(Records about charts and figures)
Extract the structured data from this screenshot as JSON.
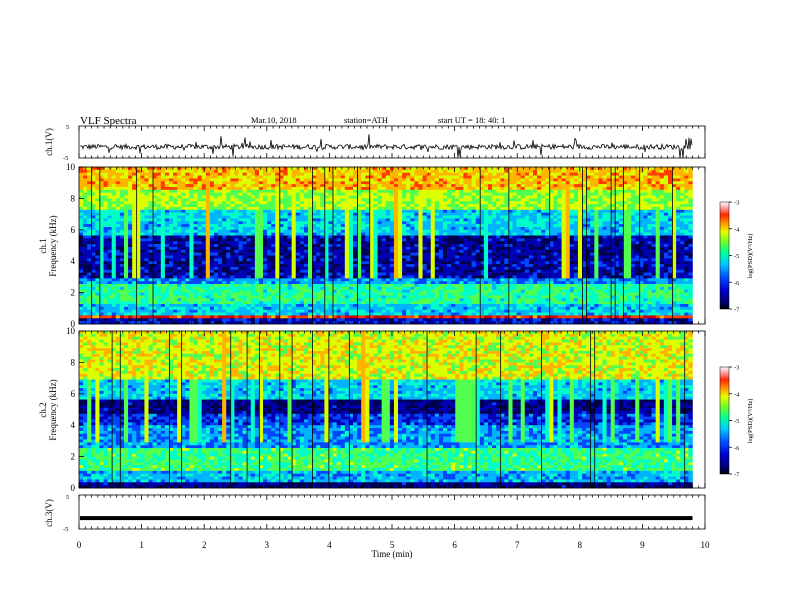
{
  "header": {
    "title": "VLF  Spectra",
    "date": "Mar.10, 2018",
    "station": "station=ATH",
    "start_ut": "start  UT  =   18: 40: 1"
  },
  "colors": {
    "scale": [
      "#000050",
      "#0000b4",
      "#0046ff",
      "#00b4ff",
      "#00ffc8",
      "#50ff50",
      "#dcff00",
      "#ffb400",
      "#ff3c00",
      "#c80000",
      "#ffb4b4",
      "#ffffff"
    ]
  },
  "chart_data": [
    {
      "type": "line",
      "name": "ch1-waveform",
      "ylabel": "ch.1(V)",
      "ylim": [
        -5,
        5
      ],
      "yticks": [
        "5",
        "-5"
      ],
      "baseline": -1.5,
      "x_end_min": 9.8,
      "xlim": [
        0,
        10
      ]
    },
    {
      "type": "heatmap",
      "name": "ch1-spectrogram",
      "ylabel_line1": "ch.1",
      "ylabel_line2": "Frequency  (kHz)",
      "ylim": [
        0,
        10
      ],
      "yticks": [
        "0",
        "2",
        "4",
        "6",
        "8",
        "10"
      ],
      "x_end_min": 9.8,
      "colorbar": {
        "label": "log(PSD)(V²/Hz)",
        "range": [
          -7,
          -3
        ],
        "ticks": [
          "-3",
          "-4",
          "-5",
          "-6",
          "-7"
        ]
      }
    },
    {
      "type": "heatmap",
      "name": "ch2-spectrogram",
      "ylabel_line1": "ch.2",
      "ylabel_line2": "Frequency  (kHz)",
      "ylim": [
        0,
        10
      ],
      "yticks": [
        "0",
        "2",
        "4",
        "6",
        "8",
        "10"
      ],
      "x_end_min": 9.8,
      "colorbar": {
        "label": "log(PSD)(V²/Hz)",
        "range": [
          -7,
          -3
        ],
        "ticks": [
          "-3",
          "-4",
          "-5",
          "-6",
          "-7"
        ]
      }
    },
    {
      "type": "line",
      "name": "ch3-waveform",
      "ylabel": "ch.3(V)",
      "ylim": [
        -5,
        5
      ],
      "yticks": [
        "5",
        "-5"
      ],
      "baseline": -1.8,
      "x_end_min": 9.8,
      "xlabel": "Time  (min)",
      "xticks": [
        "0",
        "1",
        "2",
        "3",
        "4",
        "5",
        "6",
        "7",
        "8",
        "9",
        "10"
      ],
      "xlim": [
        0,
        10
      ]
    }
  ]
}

◆ TASK REQUIREMENTS ◆
Retype everything in the material word for word, minus pictures.

◆ SOLVED EXERCISE ◆
Extract the structured data from this screenshot as JSON.
{
  "header": {
    "title": "VLF  Spectra",
    "date": "Mar.10, 2018",
    "station": "station=ATH",
    "start_ut": "start  UT  =   18: 40: 1"
  },
  "colors": {
    "scale": [
      "#000050",
      "#0000b4",
      "#0046ff",
      "#00b4ff",
      "#00ffc8",
      "#50ff50",
      "#dcff00",
      "#ffb400",
      "#ff3c00",
      "#c80000",
      "#ffb4b4",
      "#ffffff"
    ]
  },
  "chart_data": [
    {
      "type": "line",
      "name": "ch1-waveform",
      "ylabel": "ch.1(V)",
      "ylim": [
        -5,
        5
      ],
      "yticks": [
        "5",
        "-5"
      ],
      "baseline": -1.5,
      "x_end_min": 9.8,
      "xlim": [
        0,
        10
      ]
    },
    {
      "type": "heatmap",
      "name": "ch1-spectrogram",
      "ylabel_line1": "ch.1",
      "ylabel_line2": "Frequency  (kHz)",
      "ylim": [
        0,
        10
      ],
      "yticks": [
        "0",
        "2",
        "4",
        "6",
        "8",
        "10"
      ],
      "x_end_min": 9.8,
      "colorbar": {
        "label": "log(PSD)(V²/Hz)",
        "range": [
          -7,
          -3
        ],
        "ticks": [
          "-3",
          "-4",
          "-5",
          "-6",
          "-7"
        ]
      }
    },
    {
      "type": "heatmap",
      "name": "ch2-spectrogram",
      "ylabel_line1": "ch.2",
      "ylabel_line2": "Frequency  (kHz)",
      "ylim": [
        0,
        10
      ],
      "yticks": [
        "0",
        "2",
        "4",
        "6",
        "8",
        "10"
      ],
      "x_end_min": 9.8,
      "colorbar": {
        "label": "log(PSD)(V²/Hz)",
        "range": [
          -7,
          -3
        ],
        "ticks": [
          "-3",
          "-4",
          "-5",
          "-6",
          "-7"
        ]
      }
    },
    {
      "type": "line",
      "name": "ch3-waveform",
      "ylabel": "ch.3(V)",
      "ylim": [
        -5,
        5
      ],
      "yticks": [
        "5",
        "-5"
      ],
      "baseline": -1.8,
      "x_end_min": 9.8,
      "xlabel": "Time  (min)",
      "xticks": [
        "0",
        "1",
        "2",
        "3",
        "4",
        "5",
        "6",
        "7",
        "8",
        "9",
        "10"
      ],
      "xlim": [
        0,
        10
      ]
    }
  ]
}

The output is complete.